= YOUR INSTRUCTIONS =
Repeat the material exactly, every line of it.
--
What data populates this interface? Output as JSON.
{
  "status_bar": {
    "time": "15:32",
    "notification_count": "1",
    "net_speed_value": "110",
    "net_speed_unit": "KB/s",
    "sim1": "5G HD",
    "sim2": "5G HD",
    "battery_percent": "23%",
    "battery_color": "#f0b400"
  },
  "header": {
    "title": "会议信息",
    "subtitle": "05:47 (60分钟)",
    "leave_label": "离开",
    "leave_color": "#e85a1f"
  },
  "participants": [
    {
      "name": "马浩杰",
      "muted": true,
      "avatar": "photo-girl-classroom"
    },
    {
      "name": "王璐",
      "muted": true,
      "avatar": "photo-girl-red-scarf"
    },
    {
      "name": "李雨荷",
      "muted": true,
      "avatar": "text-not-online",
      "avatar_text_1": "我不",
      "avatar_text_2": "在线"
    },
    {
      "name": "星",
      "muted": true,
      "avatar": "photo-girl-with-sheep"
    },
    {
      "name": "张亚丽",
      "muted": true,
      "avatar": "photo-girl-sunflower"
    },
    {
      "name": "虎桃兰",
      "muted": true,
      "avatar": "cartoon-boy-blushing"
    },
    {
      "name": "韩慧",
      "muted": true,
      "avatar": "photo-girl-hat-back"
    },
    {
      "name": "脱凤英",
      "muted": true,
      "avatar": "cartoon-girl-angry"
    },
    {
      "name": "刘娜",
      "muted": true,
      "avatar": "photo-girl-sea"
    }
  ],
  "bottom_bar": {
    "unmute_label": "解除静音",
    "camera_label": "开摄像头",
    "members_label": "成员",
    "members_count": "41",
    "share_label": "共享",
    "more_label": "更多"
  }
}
--
= ANSWER FOR THE TASK =
What data populates this interface? Output as JSON.
{
  "status_bar": {
    "time": "15:32",
    "notification_count": "1",
    "net_speed_value": "110",
    "net_speed_unit": "KB/s",
    "sim1": "5G HD",
    "sim2": "5G HD",
    "battery_percent": "23%",
    "battery_color": "#f0b400"
  },
  "header": {
    "title": "会议信息",
    "subtitle": "05:47 (60分钟)",
    "leave_label": "离开",
    "leave_color": "#e85a1f"
  },
  "participants": [
    {
      "name": "马浩杰",
      "muted": true,
      "avatar": "photo-girl-classroom"
    },
    {
      "name": "王璐",
      "muted": true,
      "avatar": "photo-girl-red-scarf"
    },
    {
      "name": "李雨荷",
      "muted": true,
      "avatar": "text-not-online",
      "avatar_text_1": "我不",
      "avatar_text_2": "在线"
    },
    {
      "name": "星",
      "muted": true,
      "avatar": "photo-girl-with-sheep"
    },
    {
      "name": "张亚丽",
      "muted": true,
      "avatar": "photo-girl-sunflower"
    },
    {
      "name": "虎桃兰",
      "muted": true,
      "avatar": "cartoon-boy-blushing"
    },
    {
      "name": "韩慧",
      "muted": true,
      "avatar": "photo-girl-hat-back"
    },
    {
      "name": "脱凤英",
      "muted": true,
      "avatar": "cartoon-girl-angry"
    },
    {
      "name": "刘娜",
      "muted": true,
      "avatar": "photo-girl-sea"
    }
  ],
  "bottom_bar": {
    "unmute_label": "解除静音",
    "camera_label": "开摄像头",
    "members_label": "成员",
    "members_count": "41",
    "share_label": "共享",
    "more_label": "更多"
  }
}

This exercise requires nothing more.